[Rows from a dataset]
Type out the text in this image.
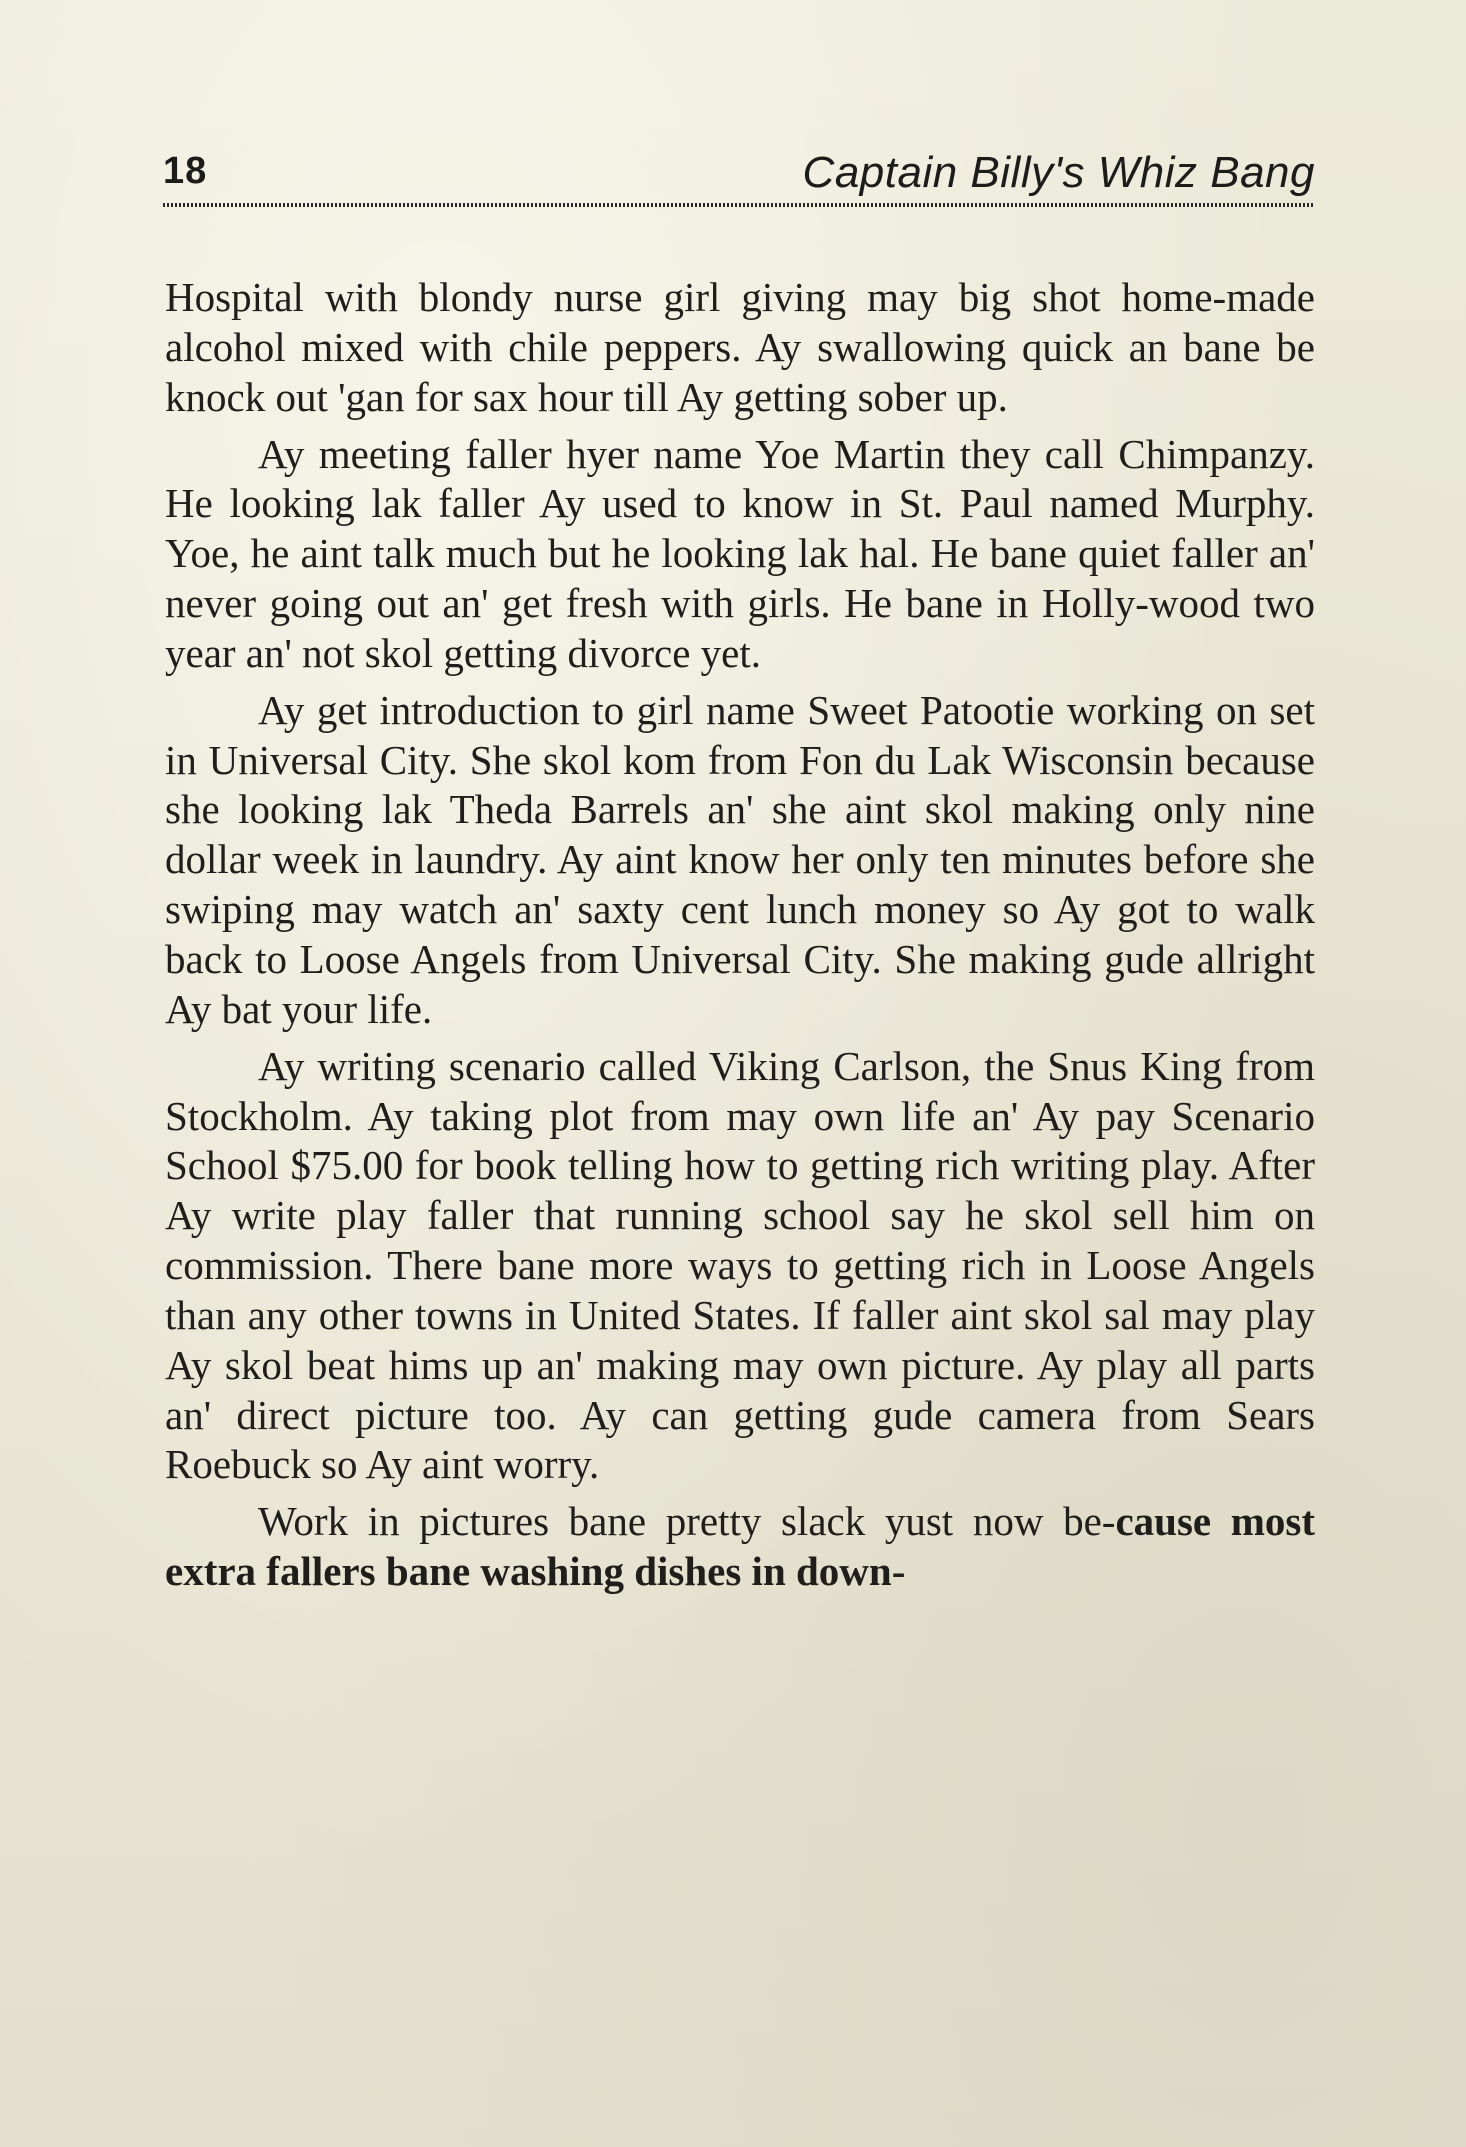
18	Captain Billy's Whiz Bang

Hospital with blondy nurse girl giving may big shot home-made alcohol mixed with chile peppers. Ay swallowing quick an bane be knock out 'gan for sax hour till Ay getting sober up.

Ay meeting faller hyer name Yoe Martin they call Chimpanzy. He looking lak faller Ay used to know in St. Paul named Murphy. Yoe, he aint talk much but he looking lak hal. He bane quiet faller an' never going out an' get fresh with girls. He bane in Holly-wood two year an' not skol getting divorce yet.

Ay get introduction to girl name Sweet Patootie working on set in Universal City. She skol kom from Fon du Lak Wisconsin because she looking lak Theda Barrels an' she aint skol making only nine dollar week in laundry. Ay aint know her only ten minutes before she swiping may watch an' saxty cent lunch money so Ay got to walk back to Loose Angels from Universal City. She making gude allright Ay bat your life.

Ay writing scenario called Viking Carlson, the Snus King from Stockholm. Ay taking plot from may own life an' Ay pay Scenario School $75.00 for book telling how to getting rich writing play. After Ay write play faller that running school say he skol sell him on commission. There bane more ways to getting rich in Loose Angels than any other towns in United States. If faller aint skol sal may play Ay skol beat hims up an' making may own picture. Ay play all parts an' direct picture too. Ay can getting gude camera from Sears Roebuck so Ay aint worry.

Work in pictures bane pretty slack yust now be-cause most extra fallers bane washing dishes in down-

Exercise instructions – Make a verbatim copy of all the entries and strip out the pictures.

Exercise response –
Type out the text in this image.
18	Captain Billy's Whiz Bang

Hospital with blondy nurse girl giving may big shot home-made alcohol mixed with chile peppers. Ay swallowing quick an bane be knock out 'gan for sax hour till Ay getting sober up.

Ay meeting faller hyer name Yoe Martin they call Chimpanzy. He looking lak faller Ay used to know in St. Paul named Murphy. Yoe, he aint talk much but he looking lak hal. He bane quiet faller an' never going out an' get fresh with girls. He bane in Holly-wood two year an' not skol getting divorce yet.

Ay get introduction to girl name Sweet Patootie working on set in Universal City. She skol kom from Fon du Lak Wisconsin because she looking lak Theda Barrels an' she aint skol making only nine dollar week in laundry. Ay aint know her only ten minutes before she swiping may watch an' saxty cent lunch money so Ay got to walk back to Loose Angels from Universal City. She making gude allright Ay bat your life.

Ay writing scenario called Viking Carlson, the Snus King from Stockholm. Ay taking plot from may own life an' Ay pay Scenario School $75.00 for book telling how to getting rich writing play. After Ay write play faller that running school say he skol sell him on commission. There bane more ways to getting rich in Loose Angels than any other towns in United States. If faller aint skol sal may play Ay skol beat hims up an' making may own picture. Ay play all parts an' direct picture too. Ay can getting gude camera from Sears Roebuck so Ay aint worry.

Work in pictures bane pretty slack yust now be-cause most extra fallers bane washing dishes in down-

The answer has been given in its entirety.